→ Task instructions
Restate the full set of records exactly, without adding or dropping a word.

* BEGIN Data supplied *

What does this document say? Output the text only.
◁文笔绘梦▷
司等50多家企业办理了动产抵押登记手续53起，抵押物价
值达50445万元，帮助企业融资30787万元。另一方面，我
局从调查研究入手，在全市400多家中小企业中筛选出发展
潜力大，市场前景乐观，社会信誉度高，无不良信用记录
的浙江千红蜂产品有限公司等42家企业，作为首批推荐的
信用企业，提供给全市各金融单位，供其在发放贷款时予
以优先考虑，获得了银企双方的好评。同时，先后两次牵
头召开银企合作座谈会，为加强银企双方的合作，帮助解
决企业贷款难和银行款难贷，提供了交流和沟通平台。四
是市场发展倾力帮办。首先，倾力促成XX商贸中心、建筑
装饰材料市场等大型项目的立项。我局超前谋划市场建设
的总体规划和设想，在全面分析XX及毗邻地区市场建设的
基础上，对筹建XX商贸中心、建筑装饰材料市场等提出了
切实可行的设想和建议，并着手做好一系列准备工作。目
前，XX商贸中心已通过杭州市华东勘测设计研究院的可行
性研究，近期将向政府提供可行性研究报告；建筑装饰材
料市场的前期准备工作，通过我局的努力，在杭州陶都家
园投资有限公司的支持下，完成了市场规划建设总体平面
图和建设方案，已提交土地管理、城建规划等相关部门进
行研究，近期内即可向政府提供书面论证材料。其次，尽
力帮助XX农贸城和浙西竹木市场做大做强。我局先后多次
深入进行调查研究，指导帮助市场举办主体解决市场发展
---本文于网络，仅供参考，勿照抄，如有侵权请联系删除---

* END Data supplied *

→ Written answer
What does this document say? Output the text only.
◁文笔绘梦▷
司等50多家企业办理了动产抵押登记手续53起，抵押物价
值达50445万元，帮助企业融资30787万元。另一方面，我
局从调查研究入手，在全市400多家中小企业中筛选出发展
潜力大，市场前景乐观，社会信誉度高，无不良信用记录
的浙江千红蜂产品有限公司等42家企业，作为首批推荐的
信用企业，提供给全市各金融单位，供其在发放贷款时予
以优先考虑，获得了银企双方的好评。同时，先后两次牵
头召开银企合作座谈会，为加强银企双方的合作，帮助解
决企业贷款难和银行款难贷，提供了交流和沟通平台。四
是市场发展倾力帮办。首先，倾力促成XX商贸中心、建筑
装饰材料市场等大型项目的立项。我局超前谋划市场建设
的总体规划和设想，在全面分析XX及毗邻地区市场建设的
基础上，对筹建XX商贸中心、建筑装饰材料市场等提出了
切实可行的设想和建议，并着手做好一系列准备工作。目
前，XX商贸中心已通过杭州市华东勘测设计研究院的可行
性研究，近期将向政府提供可行性研究报告；建筑装饰材
料市场的前期准备工作，通过我局的努力，在杭州陶都家
园投资有限公司的支持下，完成了市场规划建设总体平面
图和建设方案，已提交土地管理、城建规划等相关部门进
行研究，近期内即可向政府提供书面论证材料。其次，尽
力帮助XX农贸城和浙西竹木市场做大做强。我局先后多次
深入进行调查研究，指导帮助市场举办主体解决市场发展
---本文于网络，仅供参考，勿照抄，如有侵权请联系删除---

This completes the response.